> _Aim_
Copy the records that follow exactly as written, but not their pictures.

>>>>

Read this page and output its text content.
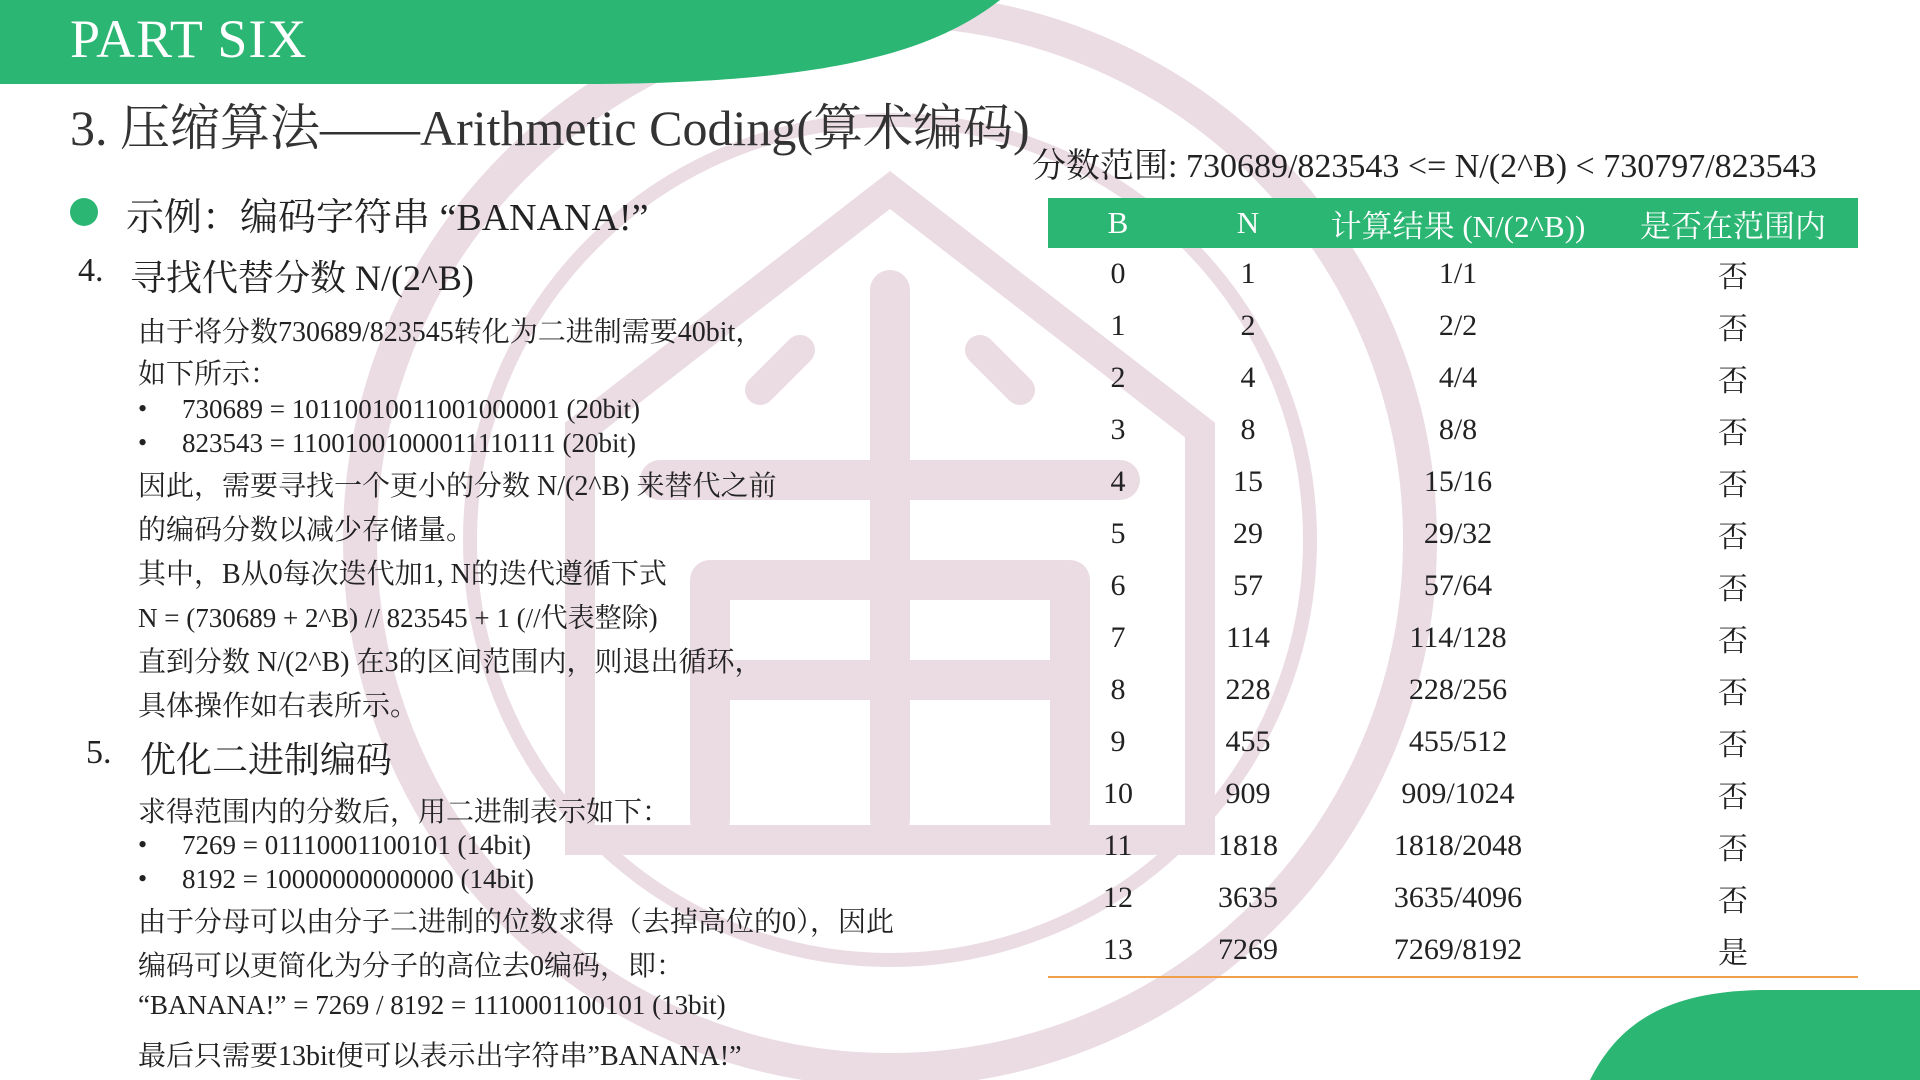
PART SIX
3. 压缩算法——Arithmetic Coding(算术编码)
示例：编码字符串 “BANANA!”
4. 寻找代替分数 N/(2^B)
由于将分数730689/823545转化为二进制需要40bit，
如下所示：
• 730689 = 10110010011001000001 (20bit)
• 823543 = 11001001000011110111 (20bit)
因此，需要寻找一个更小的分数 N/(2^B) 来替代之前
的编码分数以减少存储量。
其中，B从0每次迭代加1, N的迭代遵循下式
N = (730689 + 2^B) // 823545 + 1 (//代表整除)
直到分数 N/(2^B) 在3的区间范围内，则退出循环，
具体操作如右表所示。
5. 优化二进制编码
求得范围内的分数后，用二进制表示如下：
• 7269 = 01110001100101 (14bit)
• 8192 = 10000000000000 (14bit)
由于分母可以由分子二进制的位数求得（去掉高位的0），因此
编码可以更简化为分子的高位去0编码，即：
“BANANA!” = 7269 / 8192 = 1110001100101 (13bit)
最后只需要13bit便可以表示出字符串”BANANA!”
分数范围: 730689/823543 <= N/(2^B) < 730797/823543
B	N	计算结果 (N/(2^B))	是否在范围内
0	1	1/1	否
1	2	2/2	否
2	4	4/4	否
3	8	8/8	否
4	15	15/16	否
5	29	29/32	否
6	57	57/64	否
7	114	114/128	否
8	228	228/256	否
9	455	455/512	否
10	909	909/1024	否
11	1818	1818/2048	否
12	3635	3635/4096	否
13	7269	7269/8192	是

<<<<

> _The reply_
Read this page and output its text content.
PART SIX
3. 压缩算法——Arithmetic Coding(算术编码)
示例：编码字符串 “BANANA!”
4. 寻找代替分数 N/(2^B)
由于将分数730689/823545转化为二进制需要40bit，
如下所示：
• 730689 = 10110010011001000001 (20bit)
• 823543 = 11001001000011110111 (20bit)
因此，需要寻找一个更小的分数 N/(2^B) 来替代之前
的编码分数以减少存储量。
其中，B从0每次迭代加1, N的迭代遵循下式
N = (730689 + 2^B) // 823545 + 1 (//代表整除)
直到分数 N/(2^B) 在3的区间范围内，则退出循环，
具体操作如右表所示。
5. 优化二进制编码
求得范围内的分数后，用二进制表示如下：
• 7269 = 01110001100101 (14bit)
• 8192 = 10000000000000 (14bit)
由于分母可以由分子二进制的位数求得（去掉高位的0），因此
编码可以更简化为分子的高位去0编码，即：
“BANANA!” = 7269 / 8192 = 1110001100101 (13bit)
最后只需要13bit便可以表示出字符串”BANANA!”
分数范围: 730689/823543 <= N/(2^B) < 730797/823543
B	N	计算结果 (N/(2^B))	是否在范围内
0	1	1/1	否
1	2	2/2	否
2	4	4/4	否
3	8	8/8	否
4	15	15/16	否
5	29	29/32	否
6	57	57/64	否
7	114	114/128	否
8	228	228/256	否
9	455	455/512	否
10	909	909/1024	否
11	1818	1818/2048	否
12	3635	3635/4096	否
13	7269	7269/8192	是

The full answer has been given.